### [WHAT YOU NEED TO DO]
Return every entry exactly as written.

### [EXERCISE INPUTS]
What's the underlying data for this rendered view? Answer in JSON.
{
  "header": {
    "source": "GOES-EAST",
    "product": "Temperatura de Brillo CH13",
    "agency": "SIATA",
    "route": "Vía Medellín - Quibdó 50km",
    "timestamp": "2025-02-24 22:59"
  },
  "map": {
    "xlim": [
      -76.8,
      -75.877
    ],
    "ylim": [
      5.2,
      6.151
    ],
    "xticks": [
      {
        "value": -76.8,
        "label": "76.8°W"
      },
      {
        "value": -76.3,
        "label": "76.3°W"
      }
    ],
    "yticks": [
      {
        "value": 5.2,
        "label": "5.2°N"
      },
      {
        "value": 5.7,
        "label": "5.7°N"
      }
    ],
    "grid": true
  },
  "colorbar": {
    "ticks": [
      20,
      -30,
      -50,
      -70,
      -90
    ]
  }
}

### [CORRECT OUTPUT]
What's the underlying data for this rendered view? Answer in JSON.
{
  "header": {
    "source": "GOES-EAST",
    "product": "Temperatura de Brillo CH13",
    "agency": "SIATA",
    "route": "Vía Medellín - Quibdó 50km",
    "timestamp": "2025-02-24 22:59"
  },
  "map": {
    "xlim": [
      -76.8,
      -75.877
    ],
    "ylim": [
      5.2,
      6.151
    ],
    "xticks": [
      {
        "value": -76.8,
        "label": "76.8°W"
      },
      {
        "value": -76.3,
        "label": "76.3°W"
      }
    ],
    "yticks": [
      {
        "value": 5.2,
        "label": "5.2°N"
      },
      {
        "value": 5.7,
        "label": "5.7°N"
      }
    ],
    "grid": true
  },
  "colorbar": {
    "ticks": [
      20,
      -30,
      -50,
      -70,
      -90
    ]
  }
}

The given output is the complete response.